Extracted data entries:
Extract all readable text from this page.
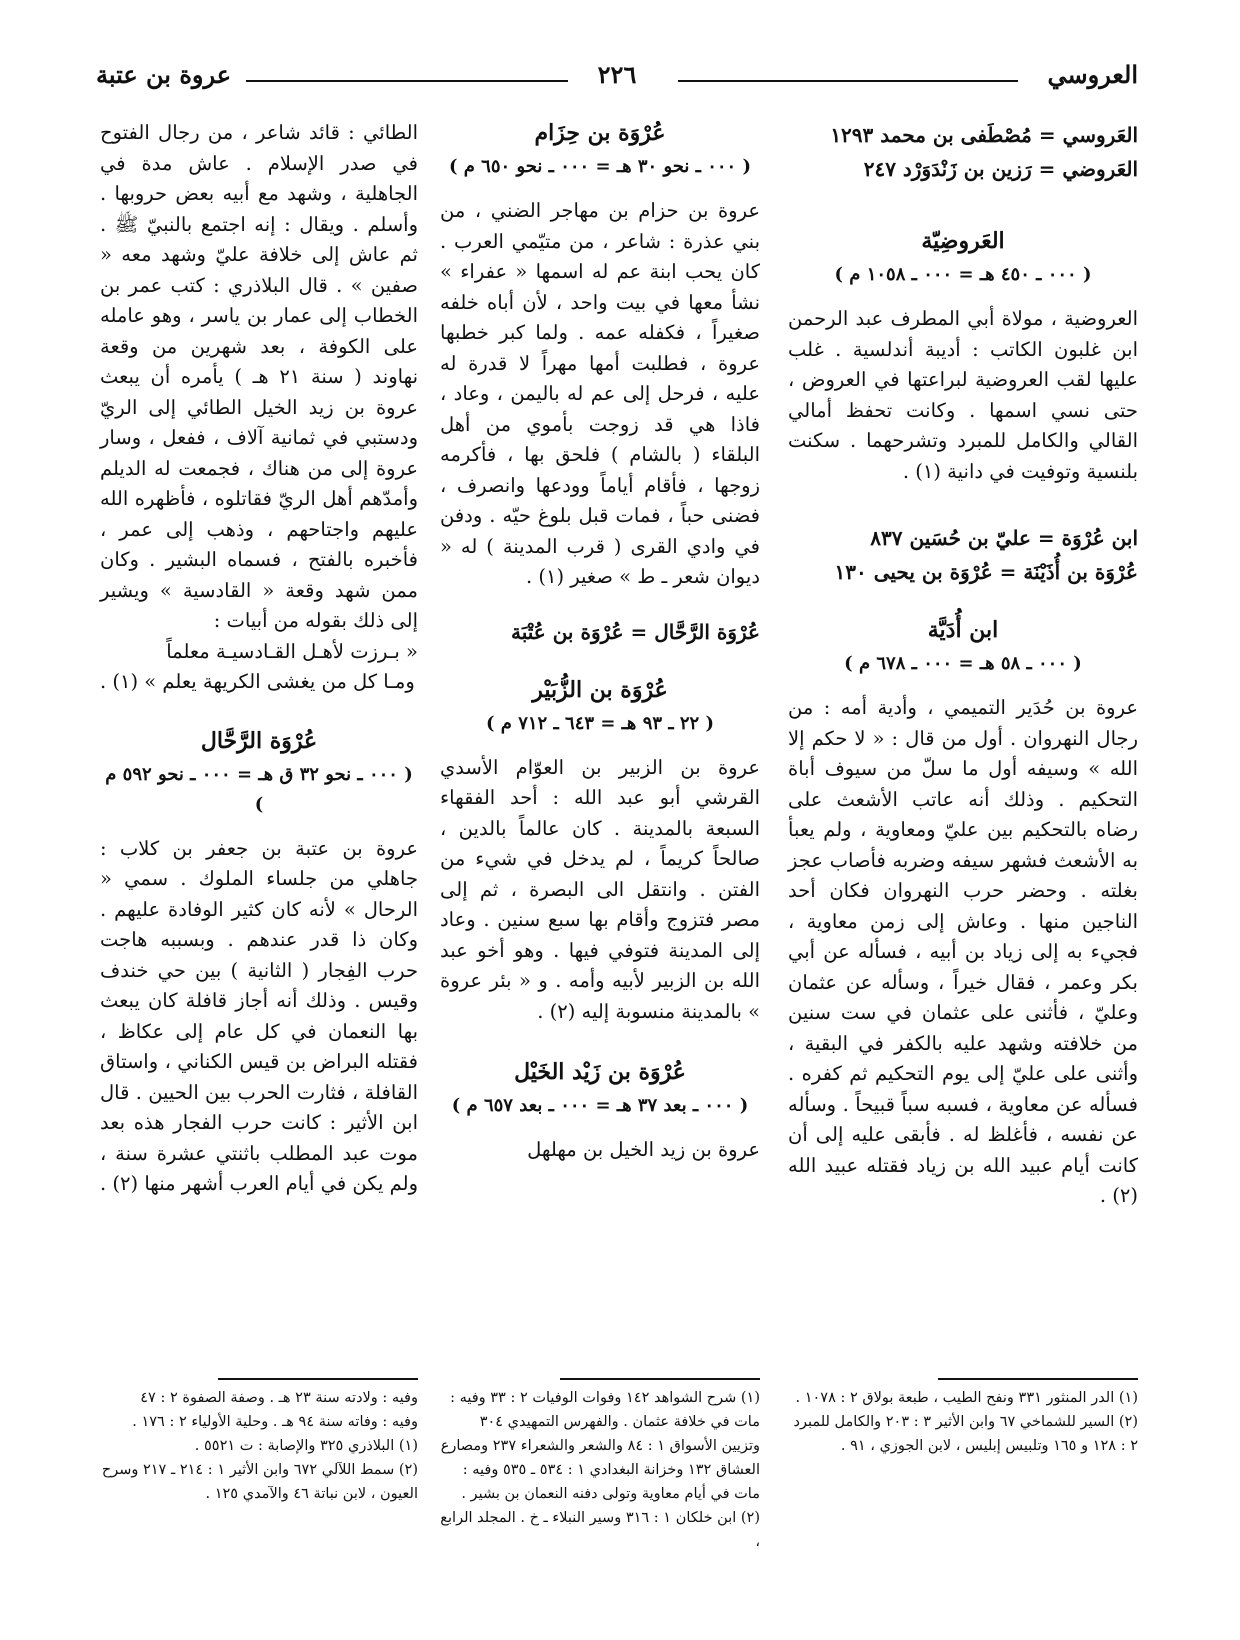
العروسي
٢٢٦
عروة بن عتبة

العَروسي = مُصْطَفى بن محمد ١٢٩٣

العَروضي = رَزين بن زَنْدَوَرْد ٢٤٧

العَروضِيّة
( ٠٠٠ ـ ٤٥٠ هـ = ٠٠٠ ـ ١٠٥٨ م )
العروضية ، مولاة أبي المطرف عبد الرحمن ابن غلبون الكاتب : أديبة أندلسية . غلب عليها لقب العروضية لبراعتها في العروض ، حتى نسي اسمها . وكانت تحفظ أمالي القالي والكامل للمبرد وتشرحهما . سكنت بلنسية وتوفيت في دانية (١) .

ابن عُرْوَة = عليّ بن حُسَين ٨٣٧

عُرْوَة بن أُذَيْنَة = عُرْوَة بن يحيى ١٣٠

ابن أُدَيَّة
( ٠٠٠ ـ ٥٨ هـ = ٠٠٠ ـ ٦٧٨ م )
عروة بن حُدَير التميمي ، وأدية أمه : من رجال النهروان . أول من قال : « لا حكم إلا الله » وسيفه أول ما سلّ من سيوف أباة التحكيم . وذلك أنه عاتب الأشعث على رضاه بالتحكيم بين عليّ ومعاوية ، ولم يعبأ به الأشعث فشهر سيفه وضربه فأصاب عجز بغلته . وحضر حرب النهروان فكان أحد الناجين منها . وعاش إلى زمن معاوية ، فجيء به إلى زياد بن أبيه ، فسأله عن أبي بكر وعمر ، فقال خيراً ، وسأله عن عثمان وعليّ ، فأثنى على عثمان في ست سنين من خلافته وشهد عليه بالكفر في البقية ، وأثنى على عليّ إلى يوم التحكيم ثم كفره . فسأله عن معاوية ، فسبه سباً قبيحاً . وسأله عن نفسه ، فأغلظ له . فأبقى عليه إلى أن كانت أيام عبيد الله بن زياد فقتله عبيد الله (٢) .
عُرْوَة بن حِزَام
( ٠٠٠ ـ نحو ٣٠ هـ = ٠٠٠ ـ نحو ٦٥٠ م )
عروة بن حزام بن مهاجر الضني ، من بني عذرة : شاعر ، من متيّمي العرب . كان يحب ابنة عم له اسمها « عفراء » نشأ معها في بيت واحد ، لأن أباه خلفه صغيراً ، فكفله عمه . ولما كبر خطبها عروة ، فطلبت أمها مهراً لا قدرة له عليه ، فرحل إلى عم له باليمن ، وعاد ، فاذا هي قد زوجت بأموي من أهل البلقاء ( بالشام ) فلحق بها ، فأكرمه زوجها ، فأقام أياماً وودعها وانصرف ، فضنى حباً ، فمات قبل بلوغ حيّه . ودفن في وادي القرى ( قرب المدينة ) له « ديوان شعر ـ ط » صغير (١) .

عُرْوَة الرَّحَّال = عُرْوَة بن عُتْبَة

عُرْوَة بن الزُّبَيْر
( ٢٢ ـ ٩٣ هـ = ٦٤٣ ـ ٧١٢ م )
عروة بن الزبير بن العوّام الأسدي القرشي أبو عبد الله : أحد الفقهاء السبعة بالمدينة . كان عالماً بالدين ، صالحاً كريماً ، لم يدخل في شيء من الفتن . وانتقل الى البصرة ، ثم إلى مصر فتزوج وأقام بها سبع سنين . وعاد إلى المدينة فتوفي فيها . وهو أخو عبد الله بن الزبير لأبيه وأمه . و « بئر عروة » بالمدينة منسوبة إليه (٢) .
عُرْوَة بن زَيْد الخَيْل
( ٠٠٠ ـ بعد ٣٧ هـ = ٠٠٠ ـ بعد ٦٥٧ م )
عروة بن زيد الخيل بن مهلهل
الطائي : قائد شاعر ، من رجال الفتوح في صدر الإسلام . عاش مدة في الجاهلية ، وشهد مع أبيه بعض حروبها . وأسلم . ويقال : إنه اجتمع بالنبيّ ﷺ . ثم عاش إلى خلافة عليّ وشهد معه « صفين » . قال البلاذري : كتب عمر بن الخطاب إلى عمار بن ياسر ، وهو عامله على الكوفة ، بعد شهرين من وقعة نهاوند ( سنة ٢١ هـ ) يأمره أن يبعث عروة بن زيد الخيل الطائي إلى الريّ ودستبي في ثمانية آلاف ، ففعل ، وسار عروة إلى من هناك ، فجمعت له الديلم وأمدّهم أهل الريّ فقاتلوه ، فأظهره الله عليهم واجتاحهم ، وذهب إلى عمر ، فأخبره بالفتح ، فسماه البشير . وكان ممن شهد وقعة « القادسية » ويشير إلى ذلك بقوله من أبيات :
« بـرزت لأهـل القـادسيـة معلماً
ومـا كل من يغشى الكريهة يعلم » (١) .
عُرْوَة الرَّحَّال
( ٠٠٠ ـ نحو ٣٢ ق هـ = ٠٠٠ ـ نحو ٥٩٢ م )
عروة بن عتبة بن جعفر بن كلاب : جاهلي من جلساء الملوك . سمي « الرحال » لأنه كان كثير الوفادة عليهم . وكان ذا قدر عندهم . وبسببه هاجت حرب الفِجار ( الثانية ) بين حي خندف وقيس . وذلك أنه أجاز قافلة كان يبعث بها النعمان في كل عام إلى عكاظ ، فقتله البراض بن قيس الكناني ، واستاق القافلة ، فثارت الحرب بين الحيين . قال ابن الأثير : كانت حرب الفجار هذه بعد موت عبد المطلب باثنتي عشرة سنة ، ولم يكن في أيام العرب أشهر منها (٢) .

(١) الدر المنثور ٣٣١ ونفح الطيب ، طبعة بولاق ٢ : ١٠٧٨ .

(٢) السير للشماخي ٦٧ وابن الأثير ٣ : ٢٠٣ والكامل للمبرد ٢ : ١٢٨ و ١٦٥ وتلبيس إبليس ، لابن الجوزي ، ٩١ .

(١) شرح الشواهد ١٤٢ وفوات الوفيات ٢ : ٣٣ وفيه : مات في خلافة عثمان . والفهرس التمهيدي ٣٠٤ وتزيين الأسواق ١ : ٨٤ والشعر والشعراء ٢٣٧ ومصارع العشاق ١٣٢ وخزانة البغدادي ١ : ٥٣٤ ـ ٥٣٥ وفيه : مات في أيام معاوية وتولى دفنه النعمان بن بشير .

(٢) ابن خلكان ١ : ٣١٦ وسير النبلاء ـ خ . المجلد الرابع ،

وفيه : ولادته سنة ٢٣ هـ . وصفة الصفوة ٢ : ٤٧

وفيه : وفاته سنة ٩٤ هـ . وحلية الأولياء ٢ : ١٧٦ .

(١) البلاذري ٣٢٥ والإصابة : ت ٥٥٢١ .

(٢) سمط اللآلي ٦٧٢ وابن الأثير ١ : ٢١٤ ـ ٢١٧ وسرح العيون ، لابن نباتة ٤٦ والآمدي ١٢٥ .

**Goal:**
For each line of the entries that includes "للمبرد", show that line.

**The reply:**
العروضية ، مولاة أبي المطرف عبد الرحمن ابن غلبون الكاتب : أديبة أندلسية . غلب عليها لقب العروضية لبراعتها في العروض ، حتى نسي اسمها . وكانت تحفظ أمالي القالي والكامل للمبرد وتشرحهما . سكنت بلنسية وتوفيت في دانية (١) .
(٢) السير للشماخي ٦٧ وابن الأثير ٣ : ٢٠٣ والكامل للمبرد ٢ : ١٢٨ و ١٦٥ وتلبيس إبليس ، لابن الجوزي ، ٩١ .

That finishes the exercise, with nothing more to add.